[Records about charts and figures]
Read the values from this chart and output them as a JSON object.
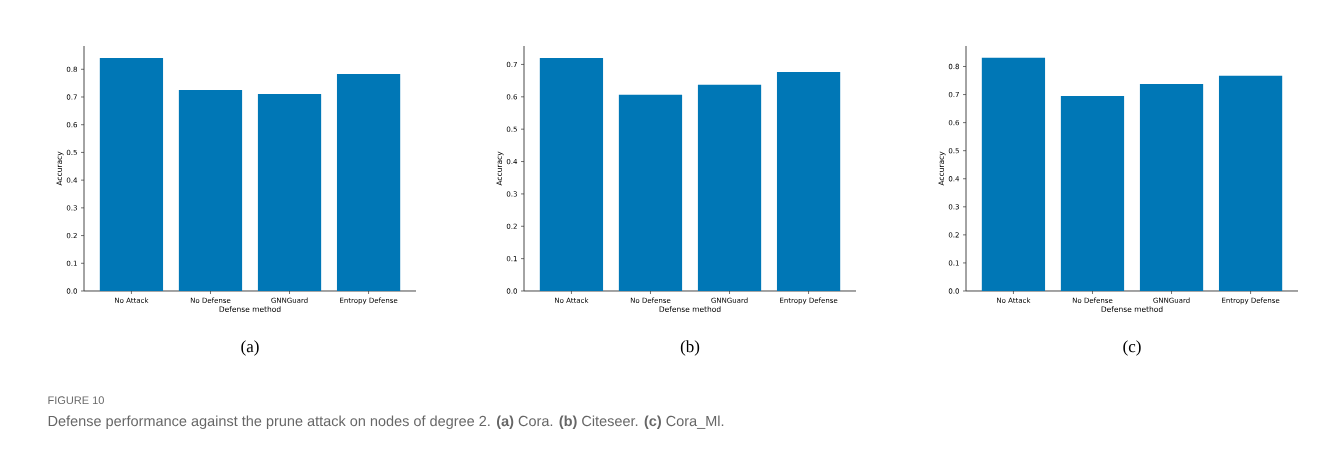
{
  "chart_data": [
    {
      "type": "bar",
      "xlabel": "Defense method",
      "ylabel": "Accuracy",
      "categories": [
        "No Attack",
        "No Defense",
        "GNNGuard",
        "Entropy Defense"
      ],
      "values": [
        0.841,
        0.725,
        0.711,
        0.783
      ],
      "color": "#0077b6",
      "ylim": [
        0,
        0.884
      ],
      "yticks": [
        {
          "value": 0,
          "label": "0.0"
        },
        {
          "value": 0.1,
          "label": "0.1"
        },
        {
          "value": 0.2,
          "label": "0.2"
        },
        {
          "value": 0.3,
          "label": "0.3"
        },
        {
          "value": 0.4,
          "label": "0.4"
        },
        {
          "value": 0.5,
          "label": "0.5"
        },
        {
          "value": 0.6,
          "label": "0.6"
        },
        {
          "value": 0.7,
          "label": "0.7"
        },
        {
          "value": 0.8,
          "label": "0.8"
        }
      ],
      "annotations": [
        "(a)",
        "FIGURE 10",
        "Defense performance against the prune attack on nodes of degree 2. **(a)** Cora. **(b)** Citeseer. **(c)** Cora_Ml."
      ]
    },
    {
      "type": "bar",
      "xlabel": "Defense method",
      "ylabel": "Accuracy",
      "categories": [
        "No Attack",
        "No Defense",
        "GNNGuard",
        "Entropy Defense"
      ],
      "values": [
        0.72,
        0.606,
        0.637,
        0.677
      ],
      "color": "#0077b6",
      "ylim": [
        0,
        0.757
      ],
      "yticks": [
        {
          "value": 0,
          "label": "0.0"
        },
        {
          "value": 0.1,
          "label": "0.1"
        },
        {
          "value": 0.2,
          "label": "0.2"
        },
        {
          "value": 0.3,
          "label": "0.3"
        },
        {
          "value": 0.4,
          "label": "0.4"
        },
        {
          "value": 0.5,
          "label": "0.5"
        },
        {
          "value": 0.6,
          "label": "0.6"
        },
        {
          "value": 0.7,
          "label": "0.7"
        }
      ],
      "annotations": [
        "(b)"
      ]
    },
    {
      "type": "bar",
      "xlabel": "Defense method",
      "ylabel": "Accuracy",
      "categories": [
        "No Attack",
        "No Defense",
        "GNNGuard",
        "Entropy Defense"
      ],
      "values": [
        0.831,
        0.695,
        0.738,
        0.767
      ],
      "color": "#0077b6",
      "ylim": [
        0,
        0.873
      ],
      "yticks": [
        {
          "value": 0,
          "label": "0.0"
        },
        {
          "value": 0.1,
          "label": "0.1"
        },
        {
          "value": 0.2,
          "label": "0.2"
        },
        {
          "value": 0.3,
          "label": "0.3"
        },
        {
          "value": 0.4,
          "label": "0.4"
        },
        {
          "value": 0.5,
          "label": "0.5"
        },
        {
          "value": 0.6,
          "label": "0.6"
        },
        {
          "value": 0.7,
          "label": "0.7"
        },
        {
          "value": 0.8,
          "label": "0.8"
        }
      ],
      "annotations": [
        "(c)"
      ]
    }
  ]
}
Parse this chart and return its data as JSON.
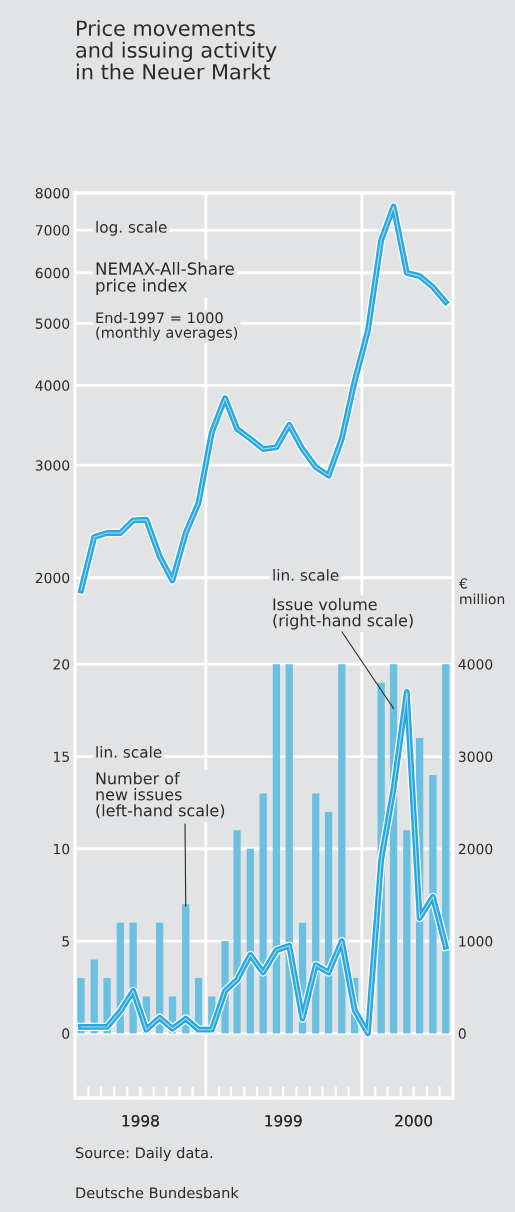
{
  "chart_data": [
    {
      "type": "line",
      "title": "Price movements\nand issuing activity\nin the Neuer Markt",
      "log": "y",
      "tick_labels": "y",
      "grid": "y",
      "legend": false,
      "x": [
        "1998-03-15",
        "1998-04-15",
        "1998-05-15",
        "1998-06-15",
        "1998-07-15",
        "1998-08-15",
        "1998-09-15",
        "1998-10-15",
        "1998-11-15",
        "1998-12-15",
        "1999-01-15",
        "1999-02-15",
        "1999-03-15",
        "1999-04-15",
        "1999-05-15",
        "1999-06-15",
        "1999-07-15",
        "1999-08-15",
        "1999-09-15",
        "1999-10-15",
        "1999-11-15",
        "1999-12-15",
        "2000-01-15",
        "2000-02-15",
        "2000-03-15",
        "2000-04-15",
        "2000-05-15",
        "2000-06-15",
        "2000-07-15"
      ],
      "series": [
        {
          "color": "#29a8e0",
          "values": [
            1910,
            2316,
            2350,
            2350,
            2460,
            2465,
            2160,
            1980,
            2350,
            2620,
            3380,
            3820,
            3420,
            3300,
            3180,
            3200,
            3470,
            3180,
            2980,
            2890,
            3300,
            4060,
            4870,
            6750,
            7620,
            6000,
            5930,
            5700,
            5400
          ]
        }
      ],
      "xlim": [
        "1998-03-01",
        "2000-08-01"
      ],
      "ylim": [
        1800,
        8000
      ],
      "yticks": [
        2000,
        3000,
        4000,
        5000,
        6000,
        7000,
        8000
      ],
      "ref_lines": [
        {
          "axis": "x",
          "value": "1999-01-01",
          "color": "#ffffff"
        },
        {
          "axis": "x",
          "value": "2000-01-01",
          "color": "#ffffff"
        }
      ],
      "annotations": [
        "log. scale",
        "NEMAX-All-Share\nprice index",
        "End-1997 = 1000\n(monthly averages)"
      ]
    },
    {
      "type": "bar",
      "y2label": "€\nmillion",
      "grid": "y",
      "legend": false,
      "x": [
        "1998-03-15",
        "1998-04-15",
        "1998-05-15",
        "1998-06-15",
        "1998-07-15",
        "1998-08-15",
        "1998-09-15",
        "1998-10-15",
        "1998-11-15",
        "1998-12-15",
        "1999-01-15",
        "1999-02-15",
        "1999-03-15",
        "1999-04-15",
        "1999-05-15",
        "1999-06-15",
        "1999-07-15",
        "1999-08-15",
        "1999-09-15",
        "1999-10-15",
        "1999-11-15",
        "1999-12-15",
        "2000-01-15",
        "2000-02-15",
        "2000-03-15",
        "2000-04-15",
        "2000-05-15",
        "2000-06-15",
        "2000-07-15"
      ],
      "series": [
        {
          "type": "bar",
          "color": "#6bbfe0",
          "values": [
            3,
            4,
            3,
            6,
            6,
            2,
            6,
            2,
            7,
            3,
            2,
            5,
            11,
            10,
            13,
            20,
            20,
            6,
            13,
            12,
            20,
            3,
            0,
            19,
            20,
            11,
            16,
            14,
            20
          ]
        },
        {
          "type": "line",
          "axis": "y2",
          "color": "#29a8e0",
          "values": [
            70,
            70,
            70,
            240,
            460,
            40,
            170,
            50,
            160,
            40,
            40,
            460,
            580,
            850,
            660,
            900,
            950,
            160,
            740,
            660,
            1000,
            250,
            0,
            1880,
            2650,
            3700,
            1250,
            1480,
            940
          ]
        }
      ],
      "xlim": [
        "1998-03-01",
        "2000-08-01"
      ],
      "ylim": [
        -3.5,
        23.1
      ],
      "yticks": [
        0,
        5,
        10,
        15,
        20
      ],
      "y2lim": [
        -700,
        4620
      ],
      "y2ticks": [
        0,
        1000,
        2000,
        3000,
        4000
      ],
      "xticks": [
        {
          "value": "1998-04-01",
          "label": null
        },
        {
          "value": "1998-05-01",
          "label": null
        },
        {
          "value": "1998-06-01",
          "label": null
        },
        {
          "value": "1998-07-01",
          "label": null
        },
        {
          "value": "1998-08-01",
          "label": null
        },
        {
          "value": "1998-09-01",
          "label": null
        },
        {
          "value": "1998-10-01",
          "label": null
        },
        {
          "value": "1998-11-01",
          "label": null
        },
        {
          "value": "1998-12-01",
          "label": null
        },
        {
          "value": "1999-01-01",
          "label": null
        },
        {
          "value": "1999-02-01",
          "label": null
        },
        {
          "value": "1999-03-01",
          "label": null
        },
        {
          "value": "1999-04-01",
          "label": null
        },
        {
          "value": "1999-05-01",
          "label": null
        },
        {
          "value": "1999-06-01",
          "label": null
        },
        {
          "value": "1999-07-01",
          "label": null
        },
        {
          "value": "1999-08-01",
          "label": null
        },
        {
          "value": "1999-09-01",
          "label": null
        },
        {
          "value": "1999-10-01",
          "label": null
        },
        {
          "value": "1999-11-01",
          "label": null
        },
        {
          "value": "1999-12-01",
          "label": null
        },
        {
          "value": "2000-01-01",
          "label": null
        },
        {
          "value": "2000-02-01",
          "label": null
        },
        {
          "value": "2000-03-01",
          "label": null
        },
        {
          "value": "2000-04-01",
          "label": null
        },
        {
          "value": "2000-05-01",
          "label": null
        },
        {
          "value": "2000-06-01",
          "label": null
        },
        {
          "value": "2000-07-01",
          "label": null
        },
        {
          "value": "1998-08-01",
          "label": "1998"
        },
        {
          "value": "1999-07-01",
          "label": "1999"
        },
        {
          "value": "2000-05-01",
          "label": "2000"
        }
      ],
      "ref_lines": [
        {
          "axis": "x",
          "value": "1999-01-01",
          "color": "#ffffff"
        },
        {
          "axis": "x",
          "value": "2000-01-01",
          "color": "#ffffff"
        }
      ],
      "annotations": [
        "lin. scale",
        {
          "text": "Number of\nnew issues\n(left-hand scale)",
          "x": "1998-11-15",
          "y": 6.9
        },
        "lin. scale",
        {
          "text": "Issue volume\n(right-hand scale)",
          "x": "2000-03-15",
          "y": 17.6
        },
        "Source: Daily data.",
        "Deutsche Bundesbank"
      ]
    }
  ]
}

### Exercise task
Pull out each line containing the word "scale" and copy it.

### Finished answer
        "log. scale",
        "lin. scale",
          "text": "Number of\nnew issues\n(left-hand scale)",
        "lin. scale",
          "text": "Issue volume\n(right-hand scale)",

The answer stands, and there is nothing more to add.